--- EXERCISE BRIEF ---
Write every record out again exactly as given.

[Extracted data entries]
-----

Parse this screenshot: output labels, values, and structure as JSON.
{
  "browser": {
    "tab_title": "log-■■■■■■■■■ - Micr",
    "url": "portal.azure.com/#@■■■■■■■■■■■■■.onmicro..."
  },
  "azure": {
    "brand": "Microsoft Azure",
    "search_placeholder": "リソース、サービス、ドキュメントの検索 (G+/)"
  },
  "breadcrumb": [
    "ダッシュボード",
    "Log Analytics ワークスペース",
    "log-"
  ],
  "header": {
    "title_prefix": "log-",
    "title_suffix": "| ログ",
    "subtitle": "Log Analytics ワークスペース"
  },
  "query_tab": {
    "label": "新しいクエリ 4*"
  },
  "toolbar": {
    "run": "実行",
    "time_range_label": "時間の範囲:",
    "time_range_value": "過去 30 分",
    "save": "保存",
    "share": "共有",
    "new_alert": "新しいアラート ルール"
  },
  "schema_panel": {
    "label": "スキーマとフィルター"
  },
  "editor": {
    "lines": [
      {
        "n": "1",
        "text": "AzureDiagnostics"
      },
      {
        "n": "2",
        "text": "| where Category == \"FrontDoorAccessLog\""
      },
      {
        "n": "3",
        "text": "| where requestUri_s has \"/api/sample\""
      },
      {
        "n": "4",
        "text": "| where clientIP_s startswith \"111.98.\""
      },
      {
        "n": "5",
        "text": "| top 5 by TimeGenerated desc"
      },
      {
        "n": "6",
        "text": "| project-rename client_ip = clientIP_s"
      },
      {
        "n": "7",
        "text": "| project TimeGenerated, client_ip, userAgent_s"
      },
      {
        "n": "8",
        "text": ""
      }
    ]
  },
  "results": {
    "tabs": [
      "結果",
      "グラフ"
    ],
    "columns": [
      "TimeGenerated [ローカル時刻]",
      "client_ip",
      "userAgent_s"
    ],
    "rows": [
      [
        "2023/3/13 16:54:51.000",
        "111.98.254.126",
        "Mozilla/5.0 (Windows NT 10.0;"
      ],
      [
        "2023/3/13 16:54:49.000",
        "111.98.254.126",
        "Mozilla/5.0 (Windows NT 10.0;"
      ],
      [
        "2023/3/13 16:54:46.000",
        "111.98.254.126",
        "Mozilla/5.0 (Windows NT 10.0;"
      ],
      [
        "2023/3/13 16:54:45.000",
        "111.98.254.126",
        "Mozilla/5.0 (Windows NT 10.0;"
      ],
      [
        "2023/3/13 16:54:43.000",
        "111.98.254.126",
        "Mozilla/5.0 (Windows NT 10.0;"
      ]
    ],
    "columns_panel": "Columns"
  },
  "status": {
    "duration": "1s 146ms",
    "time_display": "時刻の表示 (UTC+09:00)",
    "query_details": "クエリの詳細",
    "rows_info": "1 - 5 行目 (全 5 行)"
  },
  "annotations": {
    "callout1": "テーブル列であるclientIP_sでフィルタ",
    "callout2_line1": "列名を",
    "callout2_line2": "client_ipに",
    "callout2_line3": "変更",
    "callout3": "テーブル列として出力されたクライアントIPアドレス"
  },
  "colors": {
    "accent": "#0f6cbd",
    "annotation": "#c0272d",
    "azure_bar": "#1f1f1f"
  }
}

-----

--- REPLY ---
Parse this screenshot: output labels, values, and structure as JSON.
{
  "browser": {
    "tab_title": "log-■■■■■■■■■ - Micr",
    "url": "portal.azure.com/#@■■■■■■■■■■■■■.onmicro..."
  },
  "azure": {
    "brand": "Microsoft Azure",
    "search_placeholder": "リソース、サービス、ドキュメントの検索 (G+/)"
  },
  "breadcrumb": [
    "ダッシュボード",
    "Log Analytics ワークスペース",
    "log-"
  ],
  "header": {
    "title_prefix": "log-",
    "title_suffix": "| ログ",
    "subtitle": "Log Analytics ワークスペース"
  },
  "query_tab": {
    "label": "新しいクエリ 4*"
  },
  "toolbar": {
    "run": "実行",
    "time_range_label": "時間の範囲:",
    "time_range_value": "過去 30 分",
    "save": "保存",
    "share": "共有",
    "new_alert": "新しいアラート ルール"
  },
  "schema_panel": {
    "label": "スキーマとフィルター"
  },
  "editor": {
    "lines": [
      {
        "n": "1",
        "text": "AzureDiagnostics"
      },
      {
        "n": "2",
        "text": "| where Category == \"FrontDoorAccessLog\""
      },
      {
        "n": "3",
        "text": "| where requestUri_s has \"/api/sample\""
      },
      {
        "n": "4",
        "text": "| where clientIP_s startswith \"111.98.\""
      },
      {
        "n": "5",
        "text": "| top 5 by TimeGenerated desc"
      },
      {
        "n": "6",
        "text": "| project-rename client_ip = clientIP_s"
      },
      {
        "n": "7",
        "text": "| project TimeGenerated, client_ip, userAgent_s"
      },
      {
        "n": "8",
        "text": ""
      }
    ]
  },
  "results": {
    "tabs": [
      "結果",
      "グラフ"
    ],
    "columns": [
      "TimeGenerated [ローカル時刻]",
      "client_ip",
      "userAgent_s"
    ],
    "rows": [
      [
        "2023/3/13 16:54:51.000",
        "111.98.254.126",
        "Mozilla/5.0 (Windows NT 10.0;"
      ],
      [
        "2023/3/13 16:54:49.000",
        "111.98.254.126",
        "Mozilla/5.0 (Windows NT 10.0;"
      ],
      [
        "2023/3/13 16:54:46.000",
        "111.98.254.126",
        "Mozilla/5.0 (Windows NT 10.0;"
      ],
      [
        "2023/3/13 16:54:45.000",
        "111.98.254.126",
        "Mozilla/5.0 (Windows NT 10.0;"
      ],
      [
        "2023/3/13 16:54:43.000",
        "111.98.254.126",
        "Mozilla/5.0 (Windows NT 10.0;"
      ]
    ],
    "columns_panel": "Columns"
  },
  "status": {
    "duration": "1s 146ms",
    "time_display": "時刻の表示 (UTC+09:00)",
    "query_details": "クエリの詳細",
    "rows_info": "1 - 5 行目 (全 5 行)"
  },
  "annotations": {
    "callout1": "テーブル列であるclientIP_sでフィルタ",
    "callout2_line1": "列名を",
    "callout2_line2": "client_ipに",
    "callout2_line3": "変更",
    "callout3": "テーブル列として出力されたクライアントIPアドレス"
  },
  "colors": {
    "accent": "#0f6cbd",
    "annotation": "#c0272d",
    "azure_bar": "#1f1f1f"
  }
}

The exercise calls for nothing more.